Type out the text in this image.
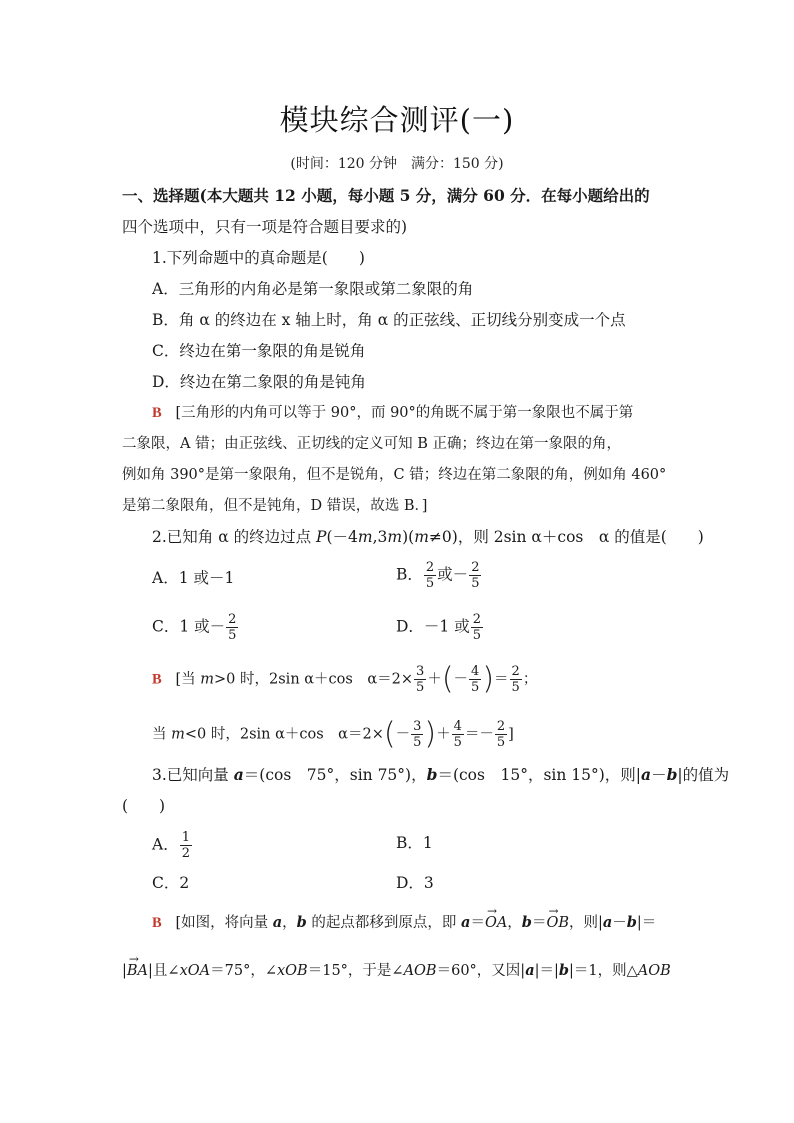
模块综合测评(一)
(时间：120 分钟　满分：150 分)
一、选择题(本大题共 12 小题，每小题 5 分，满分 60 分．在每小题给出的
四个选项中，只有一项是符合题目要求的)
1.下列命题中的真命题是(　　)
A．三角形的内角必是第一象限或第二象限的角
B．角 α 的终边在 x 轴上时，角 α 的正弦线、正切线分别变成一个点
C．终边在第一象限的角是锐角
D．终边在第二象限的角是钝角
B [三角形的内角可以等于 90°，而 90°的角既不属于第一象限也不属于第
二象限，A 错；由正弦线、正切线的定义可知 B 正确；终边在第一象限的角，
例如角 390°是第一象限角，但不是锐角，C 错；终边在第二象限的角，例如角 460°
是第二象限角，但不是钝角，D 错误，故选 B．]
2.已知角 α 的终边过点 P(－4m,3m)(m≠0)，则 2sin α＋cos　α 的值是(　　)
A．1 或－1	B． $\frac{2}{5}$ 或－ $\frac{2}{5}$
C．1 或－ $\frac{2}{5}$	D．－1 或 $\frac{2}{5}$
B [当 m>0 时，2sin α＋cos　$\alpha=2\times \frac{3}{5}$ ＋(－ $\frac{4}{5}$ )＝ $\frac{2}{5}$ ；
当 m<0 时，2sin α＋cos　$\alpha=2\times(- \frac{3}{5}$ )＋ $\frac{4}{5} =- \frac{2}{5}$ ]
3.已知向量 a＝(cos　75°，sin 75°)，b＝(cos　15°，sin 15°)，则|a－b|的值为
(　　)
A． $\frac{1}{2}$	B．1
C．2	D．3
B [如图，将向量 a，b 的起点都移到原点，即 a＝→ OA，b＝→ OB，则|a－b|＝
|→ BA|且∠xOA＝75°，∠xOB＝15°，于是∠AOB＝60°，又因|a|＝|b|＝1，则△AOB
════════════════
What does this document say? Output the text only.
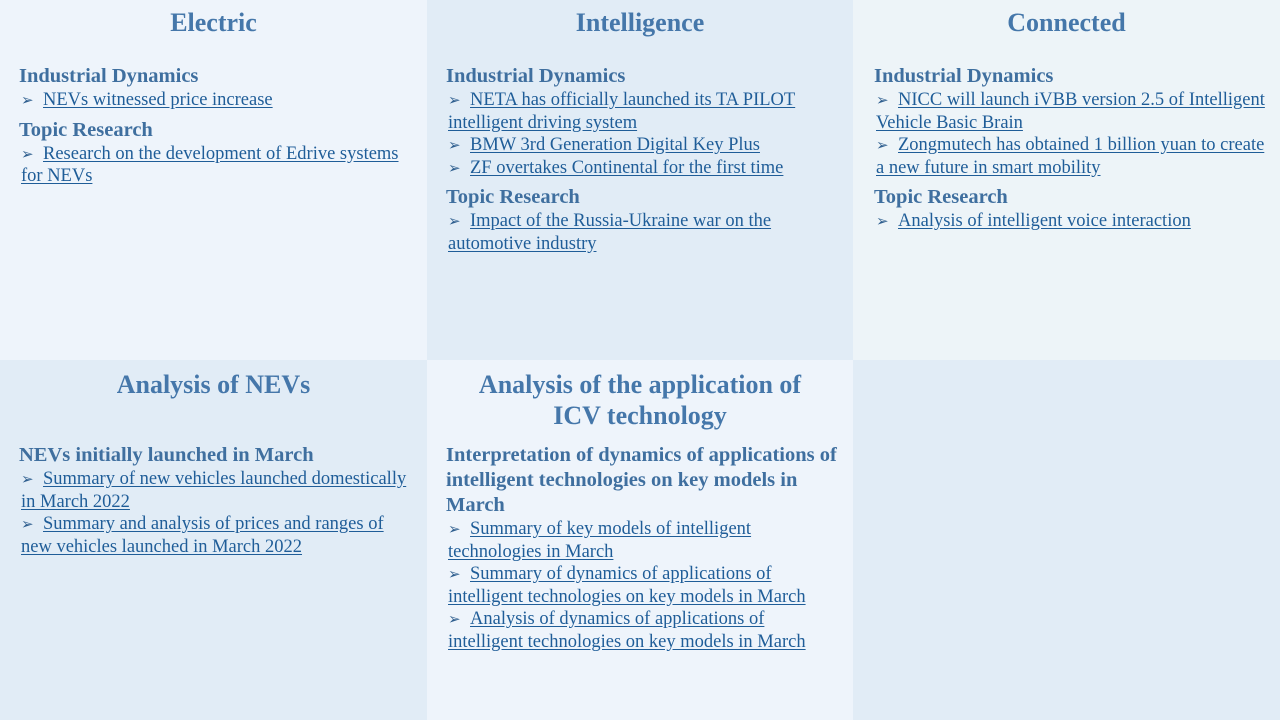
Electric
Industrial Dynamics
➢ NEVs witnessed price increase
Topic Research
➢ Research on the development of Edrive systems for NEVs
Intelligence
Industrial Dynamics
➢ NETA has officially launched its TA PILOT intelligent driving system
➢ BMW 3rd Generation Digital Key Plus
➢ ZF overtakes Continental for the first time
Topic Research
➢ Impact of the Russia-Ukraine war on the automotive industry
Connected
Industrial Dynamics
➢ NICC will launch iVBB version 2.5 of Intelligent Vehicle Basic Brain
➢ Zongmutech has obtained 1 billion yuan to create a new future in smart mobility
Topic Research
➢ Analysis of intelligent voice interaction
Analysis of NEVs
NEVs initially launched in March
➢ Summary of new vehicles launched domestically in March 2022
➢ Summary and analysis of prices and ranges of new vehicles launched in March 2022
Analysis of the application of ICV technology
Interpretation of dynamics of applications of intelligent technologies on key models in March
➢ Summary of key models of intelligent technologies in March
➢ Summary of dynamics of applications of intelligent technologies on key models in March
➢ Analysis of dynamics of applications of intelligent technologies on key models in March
════════════════
• **Objective**
Which lines of the data above contain "NEVs"? Copy each one.

• **Output for this exercise**
➢ NEVs witnessed price increase
➢ Research on the development of Edrive systems for NEVs
Analysis of NEVs
NEVs initially launched in March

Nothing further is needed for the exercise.